(Aim) Repeat each line of the material below exactly as it appears, minus any pictures.
━━ Task inputs ━━
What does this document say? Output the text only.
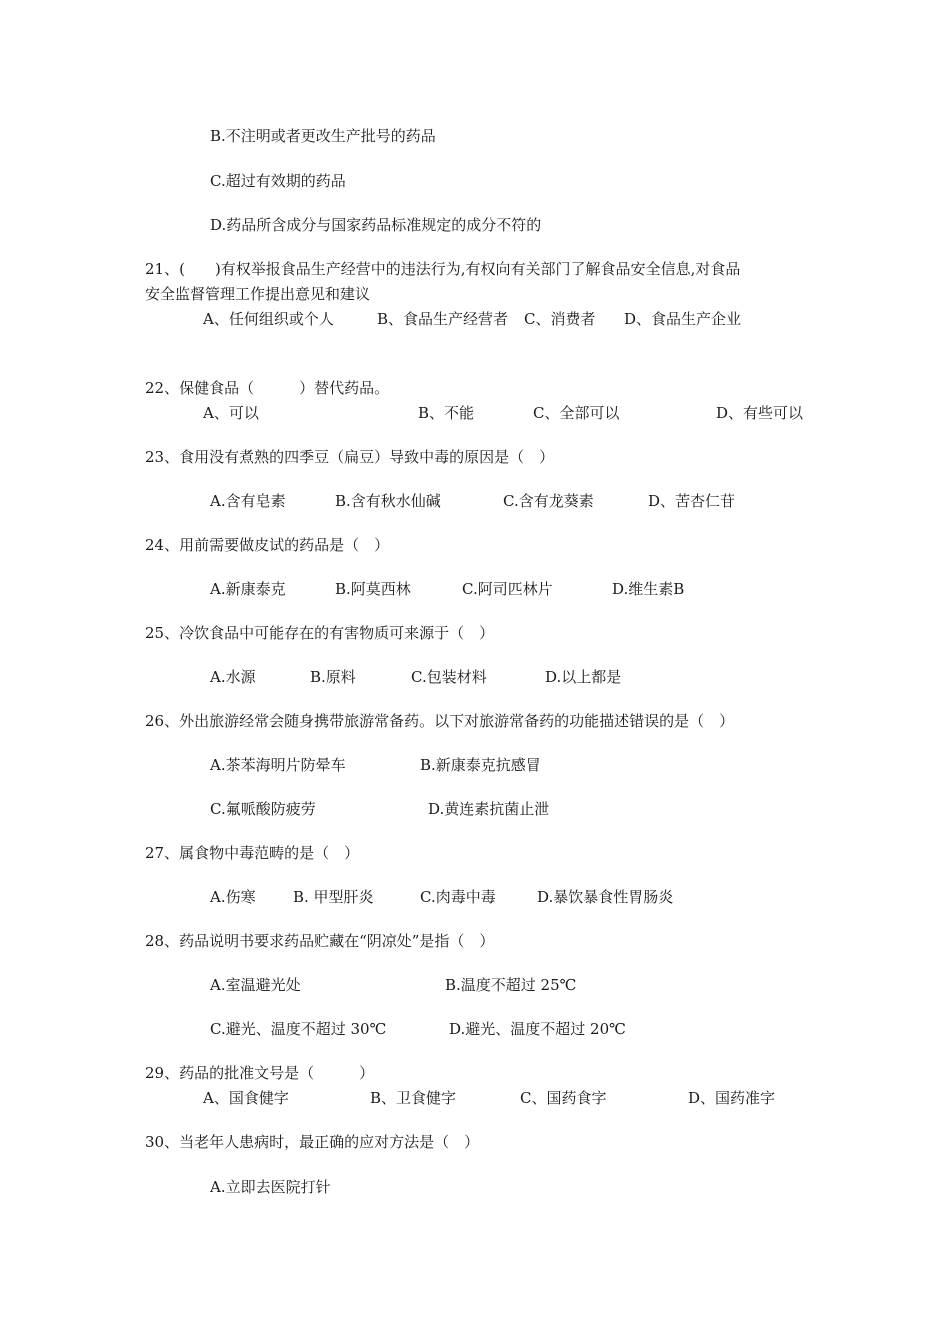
B.不注明或者更改生产批号的药品
C.超过有效期的药品
D.药品所含成分与国家药品标准规定的成分不符的
21、(　　)有权举报食品生产经营中的违法行为,有权向有关部门了解食品安全信息,对食品
安全监督管理工作提出意见和建议
A、任何组织或个人	B、食品生产经营者 C、消费者 D、食品生产企业
22、保健食品（　　　）替代药品。
A、可以	B、不能	C、全部可以	D、有些可以
23、食用没有煮熟的四季豆（扁豆）导致中毒的原因是（　）
A.含有皂素	B.含有秋水仙碱	C.含有龙葵素	D、苦杏仁苷
24、用前需要做皮试的药品是（　）
A.新康泰克	B.阿莫西林	C.阿司匹林片	D.维生素B
25、冷饮食品中可能存在的有害物质可来源于（　）
A.水源	B.原料	C.包装材料	D.以上都是
26、外出旅游经常会随身携带旅游常备药。以下对旅游常备药的功能描述错误的是（　）
A.茶苯海明片防晕车	B.新康泰克抗感冒
C.氟哌酸防疲劳	D.黄连素抗菌止泄
27、属食物中毒范畴的是（　）
A.伤寒 B. 甲型肝炎	C.肉毒中毒	D.暴饮暴食性胃肠炎
28、药品说明书要求药品贮藏在“阴凉处”是指（　）
A.室温避光处	B.温度不超过 25℃
C.避光、温度不超过 30℃	D.避光、温度不超过 20℃
29、药品的批准文号是（　　　）
A、国食健字	B、卫食健字	C、国药食字	D、国药准字
30、当老年人患病时，最正确的应对方法是（　）
A.立即去医院打针
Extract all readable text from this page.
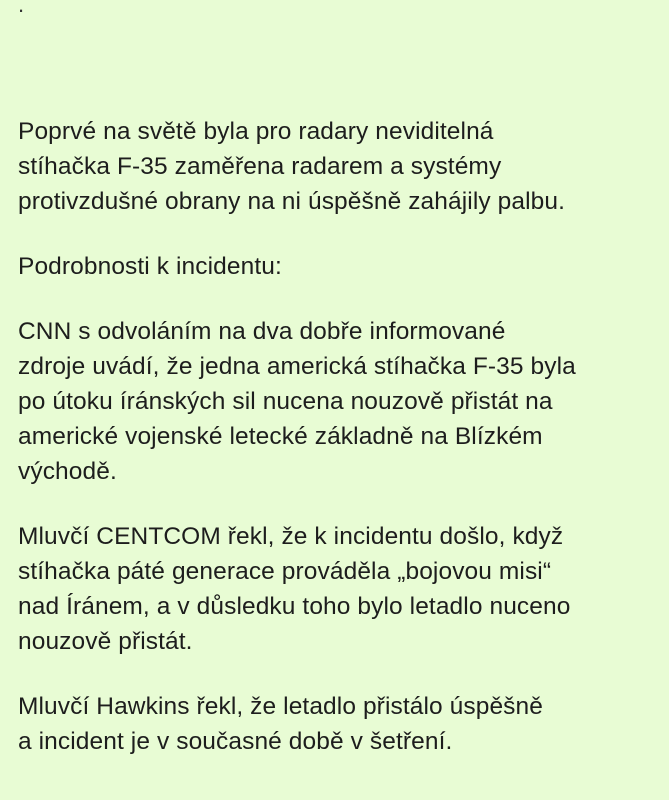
.

Poprvé na světě byla pro radary neviditelná
stíhačka F-35 zaměřena radarem a systémy
protivzdušné obrany na ni úspěšně zahájily palbu.

Podrobnosti k incidentu:

CNN s odvoláním na dva dobře informované
zdroje uvádí, že jedna americká stíhačka F-35 byla
po útoku íránských sil nucena nouzově přistát na
americké vojenské letecké základně na Blízkém
východě.

Mluvčí CENTCOM řekl, že k incidentu došlo, když
stíhačka páté generace prováděla „bojovou misi“
nad Íránem, a v důsledku toho bylo letadlo nuceno
nouzově přistát.

Mluvčí Hawkins řekl, že letadlo přistálo úspěšně
a incident je v současné době v šetření.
━━━
(Written response)
What does this document say? Output the text only.
B.不注明或者更改生产批号的药品
C.超过有效期的药品
D.药品所含成分与国家药品标准规定的成分不符的
21、(　　)有权举报食品生产经营中的违法行为,有权向有关部门了解食品安全信息,对食品
安全监督管理工作提出意见和建议
A、任何组织或个人	B、食品生产经营者 C、消费者 D、食品生产企业
22、保健食品（　　　）替代药品。
A、可以	B、不能	C、全部可以	D、有些可以
23、食用没有煮熟的四季豆（扁豆）导致中毒的原因是（　）
A.含有皂素	B.含有秋水仙碱	C.含有龙葵素	D、苦杏仁苷
24、用前需要做皮试的药品是（　）
A.新康泰克	B.阿莫西林	C.阿司匹林片	D.维生素B
25、冷饮食品中可能存在的有害物质可来源于（　）
A.水源	B.原料	C.包装材料	D.以上都是
26、外出旅游经常会随身携带旅游常备药。以下对旅游常备药的功能描述错误的是（　）
A.茶苯海明片防晕车	B.新康泰克抗感冒
C.氟哌酸防疲劳	D.黄连素抗菌止泄
27、属食物中毒范畴的是（　）
A.伤寒 B. 甲型肝炎	C.肉毒中毒	D.暴饮暴食性胃肠炎
28、药品说明书要求药品贮藏在“阴凉处”是指（　）
A.室温避光处	B.温度不超过 25℃
C.避光、温度不超过 30℃	D.避光、温度不超过 20℃
29、药品的批准文号是（　　　）
A、国食健字	B、卫食健字	C、国药食字	D、国药准字
30、当老年人患病时，最正确的应对方法是（　）
A.立即去医院打针
Extract all readable text from this page.
.

Poprvé na světě byla pro radary neviditelná
stíhačka F-35 zaměřena radarem a systémy
protivzdušné obrany na ni úspěšně zahájily palbu.

Podrobnosti k incidentu:

CNN s odvoláním na dva dobře informované
zdroje uvádí, že jedna americká stíhačka F-35 byla
po útoku íránských sil nucena nouzově přistát na
americké vojenské letecké základně na Blízkém
východě.

Mluvčí CENTCOM řekl, že k incidentu došlo, když
stíhačka páté generace prováděla „bojovou misi“
nad Íránem, a v důsledku toho bylo letadlo nuceno
nouzově přistát.

Mluvčí Hawkins řekl, že letadlo přistálo úspěšně
a incident je v současné době v šetření.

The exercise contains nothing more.